> EXERCISE INSTRUCTIONS
Restate each of the lines given below, word for word.

(Data extracted from a collection)

——————————

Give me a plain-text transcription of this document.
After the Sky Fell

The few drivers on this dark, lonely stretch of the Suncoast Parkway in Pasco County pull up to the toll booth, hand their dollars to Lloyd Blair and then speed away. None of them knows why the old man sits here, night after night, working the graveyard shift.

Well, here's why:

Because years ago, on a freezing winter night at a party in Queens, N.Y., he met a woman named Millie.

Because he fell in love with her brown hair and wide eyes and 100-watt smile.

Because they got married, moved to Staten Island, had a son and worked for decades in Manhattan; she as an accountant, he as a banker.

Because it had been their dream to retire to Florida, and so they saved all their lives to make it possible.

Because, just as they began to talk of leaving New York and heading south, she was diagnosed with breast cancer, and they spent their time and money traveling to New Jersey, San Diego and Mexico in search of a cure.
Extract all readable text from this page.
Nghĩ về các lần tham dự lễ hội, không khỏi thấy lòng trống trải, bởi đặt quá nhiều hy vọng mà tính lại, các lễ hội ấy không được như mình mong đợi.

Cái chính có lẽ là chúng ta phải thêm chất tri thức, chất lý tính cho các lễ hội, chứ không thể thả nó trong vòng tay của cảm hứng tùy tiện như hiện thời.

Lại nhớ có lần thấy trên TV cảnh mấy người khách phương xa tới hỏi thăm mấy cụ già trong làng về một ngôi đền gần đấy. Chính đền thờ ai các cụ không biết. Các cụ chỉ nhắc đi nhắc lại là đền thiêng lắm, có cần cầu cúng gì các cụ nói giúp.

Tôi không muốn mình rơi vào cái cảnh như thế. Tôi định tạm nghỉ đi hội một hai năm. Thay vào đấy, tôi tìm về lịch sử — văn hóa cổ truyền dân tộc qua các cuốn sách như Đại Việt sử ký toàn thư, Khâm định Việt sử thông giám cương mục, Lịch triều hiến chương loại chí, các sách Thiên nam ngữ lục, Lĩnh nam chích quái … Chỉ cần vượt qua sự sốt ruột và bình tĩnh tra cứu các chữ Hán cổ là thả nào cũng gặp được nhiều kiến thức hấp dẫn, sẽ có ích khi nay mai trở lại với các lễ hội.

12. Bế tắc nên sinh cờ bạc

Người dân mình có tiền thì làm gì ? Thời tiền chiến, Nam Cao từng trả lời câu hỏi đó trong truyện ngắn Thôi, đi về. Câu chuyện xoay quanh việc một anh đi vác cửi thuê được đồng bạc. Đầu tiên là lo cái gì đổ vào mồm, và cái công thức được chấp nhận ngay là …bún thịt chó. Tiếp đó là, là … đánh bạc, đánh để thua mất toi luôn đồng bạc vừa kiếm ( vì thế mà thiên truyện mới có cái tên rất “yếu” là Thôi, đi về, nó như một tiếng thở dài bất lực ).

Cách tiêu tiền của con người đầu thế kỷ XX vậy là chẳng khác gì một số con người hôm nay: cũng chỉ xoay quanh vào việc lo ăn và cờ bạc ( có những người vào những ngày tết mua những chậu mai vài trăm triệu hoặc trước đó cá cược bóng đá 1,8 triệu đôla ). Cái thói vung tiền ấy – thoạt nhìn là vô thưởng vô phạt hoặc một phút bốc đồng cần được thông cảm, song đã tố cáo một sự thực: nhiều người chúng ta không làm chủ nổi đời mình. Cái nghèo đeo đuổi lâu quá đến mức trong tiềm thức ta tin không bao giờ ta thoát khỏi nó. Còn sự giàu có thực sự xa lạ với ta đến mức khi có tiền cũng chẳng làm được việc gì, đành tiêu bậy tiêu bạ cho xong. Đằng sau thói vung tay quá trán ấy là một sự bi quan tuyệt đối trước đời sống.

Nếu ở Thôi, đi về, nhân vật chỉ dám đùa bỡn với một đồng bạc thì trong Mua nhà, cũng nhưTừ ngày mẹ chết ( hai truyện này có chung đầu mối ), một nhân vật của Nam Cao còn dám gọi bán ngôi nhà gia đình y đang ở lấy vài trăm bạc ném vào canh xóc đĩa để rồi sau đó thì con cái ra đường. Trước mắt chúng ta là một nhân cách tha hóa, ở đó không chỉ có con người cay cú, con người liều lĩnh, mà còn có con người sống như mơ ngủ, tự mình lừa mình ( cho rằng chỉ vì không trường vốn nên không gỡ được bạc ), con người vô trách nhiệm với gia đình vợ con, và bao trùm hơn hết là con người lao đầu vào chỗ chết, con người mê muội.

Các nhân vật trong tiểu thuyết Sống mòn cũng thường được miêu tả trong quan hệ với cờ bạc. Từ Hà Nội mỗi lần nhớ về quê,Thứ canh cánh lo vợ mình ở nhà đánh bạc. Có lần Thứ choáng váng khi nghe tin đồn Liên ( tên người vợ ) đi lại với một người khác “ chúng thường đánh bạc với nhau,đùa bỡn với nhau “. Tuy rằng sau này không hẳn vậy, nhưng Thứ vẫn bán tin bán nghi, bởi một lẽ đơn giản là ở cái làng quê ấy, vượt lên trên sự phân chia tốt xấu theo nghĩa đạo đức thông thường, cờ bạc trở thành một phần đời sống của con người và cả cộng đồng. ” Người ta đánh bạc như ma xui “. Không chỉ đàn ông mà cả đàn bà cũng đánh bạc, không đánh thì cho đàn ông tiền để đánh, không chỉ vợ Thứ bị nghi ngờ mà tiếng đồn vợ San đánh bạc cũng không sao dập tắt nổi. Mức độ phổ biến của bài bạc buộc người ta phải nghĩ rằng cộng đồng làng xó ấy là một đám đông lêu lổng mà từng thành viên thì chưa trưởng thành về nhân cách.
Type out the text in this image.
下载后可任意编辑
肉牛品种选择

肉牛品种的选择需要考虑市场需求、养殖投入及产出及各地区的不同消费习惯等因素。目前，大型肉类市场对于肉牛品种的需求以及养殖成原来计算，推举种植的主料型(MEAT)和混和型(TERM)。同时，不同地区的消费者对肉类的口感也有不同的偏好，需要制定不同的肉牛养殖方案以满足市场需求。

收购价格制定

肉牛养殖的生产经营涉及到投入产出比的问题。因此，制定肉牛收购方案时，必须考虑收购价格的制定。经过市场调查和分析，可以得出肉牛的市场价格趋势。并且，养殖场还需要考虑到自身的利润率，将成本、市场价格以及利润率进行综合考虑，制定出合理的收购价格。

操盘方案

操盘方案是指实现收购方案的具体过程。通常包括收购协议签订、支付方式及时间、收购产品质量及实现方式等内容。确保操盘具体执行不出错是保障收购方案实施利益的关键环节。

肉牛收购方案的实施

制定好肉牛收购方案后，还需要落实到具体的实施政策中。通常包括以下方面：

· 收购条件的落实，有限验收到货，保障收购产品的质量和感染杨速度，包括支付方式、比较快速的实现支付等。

——————————

> WRITTEN RESPONSE
Give me a plain-text transcription of this document.
After the Sky Fell

The few drivers on this dark, lonely stretch of the Suncoast Parkway in Pasco County pull up to the toll booth, hand their dollars to Lloyd Blair and then speed away. None of them knows why the old man sits here, night after night, working the graveyard shift.

Well, here's why:

Because years ago, on a freezing winter night at a party in Queens, N.Y., he met a woman named Millie.

Because he fell in love with her brown hair and wide eyes and 100-watt smile.

Because they got married, moved to Staten Island, had a son and worked for decades in Manhattan; she as an accountant, he as a banker.

Because it had been their dream to retire to Florida, and so they saved all their lives to make it possible.

Because, just as they began to talk of leaving New York and heading south, she was diagnosed with breast cancer, and they spent their time and money traveling to New Jersey, San Diego and Mexico in search of a cure.
Extract all readable text from this page.
Nghĩ về các lần tham dự lễ hội, không khỏi thấy lòng trống trải, bởi đặt quá nhiều hy vọng mà tính lại, các lễ hội ấy không được như mình mong đợi.

Cái chính có lẽ là chúng ta phải thêm chất tri thức, chất lý tính cho các lễ hội, chứ không thể thả nó trong vòng tay của cảm hứng tùy tiện như hiện thời.

Lại nhớ có lần thấy trên TV cảnh mấy người khách phương xa tới hỏi thăm mấy cụ già trong làng về một ngôi đền gần đấy. Chính đền thờ ai các cụ không biết. Các cụ chỉ nhắc đi nhắc lại là đền thiêng lắm, có cần cầu cúng gì các cụ nói giúp.

Tôi không muốn mình rơi vào cái cảnh như thế. Tôi định tạm nghỉ đi hội một hai năm. Thay vào đấy, tôi tìm về lịch sử — văn hóa cổ truyền dân tộc qua các cuốn sách như Đại Việt sử ký toàn thư, Khâm định Việt sử thông giám cương mục, Lịch triều hiến chương loại chí, các sách Thiên nam ngữ lục, Lĩnh nam chích quái … Chỉ cần vượt qua sự sốt ruột và bình tĩnh tra cứu các chữ Hán cổ là thả nào cũng gặp được nhiều kiến thức hấp dẫn, sẽ có ích khi nay mai trở lại với các lễ hội.

12. Bế tắc nên sinh cờ bạc

Người dân mình có tiền thì làm gì ? Thời tiền chiến, Nam Cao từng trả lời câu hỏi đó trong truyện ngắn Thôi, đi về. Câu chuyện xoay quanh việc một anh đi vác cửi thuê được đồng bạc. Đầu tiên là lo cái gì đổ vào mồm, và cái công thức được chấp nhận ngay là …bún thịt chó. Tiếp đó là, là … đánh bạc, đánh để thua mất toi luôn đồng bạc vừa kiếm ( vì thế mà thiên truyện mới có cái tên rất “yếu” là Thôi, đi về, nó như một tiếng thở dài bất lực ).

Cách tiêu tiền của con người đầu thế kỷ XX vậy là chẳng khác gì một số con người hôm nay: cũng chỉ xoay quanh vào việc lo ăn và cờ bạc ( có những người vào những ngày tết mua những chậu mai vài trăm triệu hoặc trước đó cá cược bóng đá 1,8 triệu đôla ). Cái thói vung tiền ấy – thoạt nhìn là vô thưởng vô phạt hoặc một phút bốc đồng cần được thông cảm, song đã tố cáo một sự thực: nhiều người chúng ta không làm chủ nổi đời mình. Cái nghèo đeo đuổi lâu quá đến mức trong tiềm thức ta tin không bao giờ ta thoát khỏi nó. Còn sự giàu có thực sự xa lạ với ta đến mức khi có tiền cũng chẳng làm được việc gì, đành tiêu bậy tiêu bạ cho xong. Đằng sau thói vung tay quá trán ấy là một sự bi quan tuyệt đối trước đời sống.

Nếu ở Thôi, đi về, nhân vật chỉ dám đùa bỡn với một đồng bạc thì trong Mua nhà, cũng nhưTừ ngày mẹ chết ( hai truyện này có chung đầu mối ), một nhân vật của Nam Cao còn dám gọi bán ngôi nhà gia đình y đang ở lấy vài trăm bạc ném vào canh xóc đĩa để rồi sau đó thì con cái ra đường. Trước mắt chúng ta là một nhân cách tha hóa, ở đó không chỉ có con người cay cú, con người liều lĩnh, mà còn có con người sống như mơ ngủ, tự mình lừa mình ( cho rằng chỉ vì không trường vốn nên không gỡ được bạc ), con người vô trách nhiệm với gia đình vợ con, và bao trùm hơn hết là con người lao đầu vào chỗ chết, con người mê muội.

Các nhân vật trong tiểu thuyết Sống mòn cũng thường được miêu tả trong quan hệ với cờ bạc. Từ Hà Nội mỗi lần nhớ về quê,Thứ canh cánh lo vợ mình ở nhà đánh bạc. Có lần Thứ choáng váng khi nghe tin đồn Liên ( tên người vợ ) đi lại với một người khác “ chúng thường đánh bạc với nhau,đùa bỡn với nhau “. Tuy rằng sau này không hẳn vậy, nhưng Thứ vẫn bán tin bán nghi, bởi một lẽ đơn giản là ở cái làng quê ấy, vượt lên trên sự phân chia tốt xấu theo nghĩa đạo đức thông thường, cờ bạc trở thành một phần đời sống của con người và cả cộng đồng. ” Người ta đánh bạc như ma xui “. Không chỉ đàn ông mà cả đàn bà cũng đánh bạc, không đánh thì cho đàn ông tiền để đánh, không chỉ vợ Thứ bị nghi ngờ mà tiếng đồn vợ San đánh bạc cũng không sao dập tắt nổi. Mức độ phổ biến của bài bạc buộc người ta phải nghĩ rằng cộng đồng làng xó ấy là một đám đông lêu lổng mà từng thành viên thì chưa trưởng thành về nhân cách.
Type out the text in this image.
下载后可任意编辑
肉牛品种选择

肉牛品种的选择需要考虑市场需求、养殖投入及产出及各地区的不同消费习惯等因素。目前，大型肉类市场对于肉牛品种的需求以及养殖成原来计算，推举种植的主料型(MEAT)和混和型(TERM)。同时，不同地区的消费者对肉类的口感也有不同的偏好，需要制定不同的肉牛养殖方案以满足市场需求。

收购价格制定

肉牛养殖的生产经营涉及到投入产出比的问题。因此，制定肉牛收购方案时，必须考虑收购价格的制定。经过市场调查和分析，可以得出肉牛的市场价格趋势。并且，养殖场还需要考虑到自身的利润率，将成本、市场价格以及利润率进行综合考虑，制定出合理的收购价格。

操盘方案

操盘方案是指实现收购方案的具体过程。通常包括收购协议签订、支付方式及时间、收购产品质量及实现方式等内容。确保操盘具体执行不出错是保障收购方案实施利益的关键环节。

肉牛收购方案的实施

制定好肉牛收购方案后，还需要落实到具体的实施政策中。通常包括以下方面：

· 收购条件的落实，有限验收到货，保障收购产品的质量和感染杨速度，包括支付方式、比较快速的实现支付等。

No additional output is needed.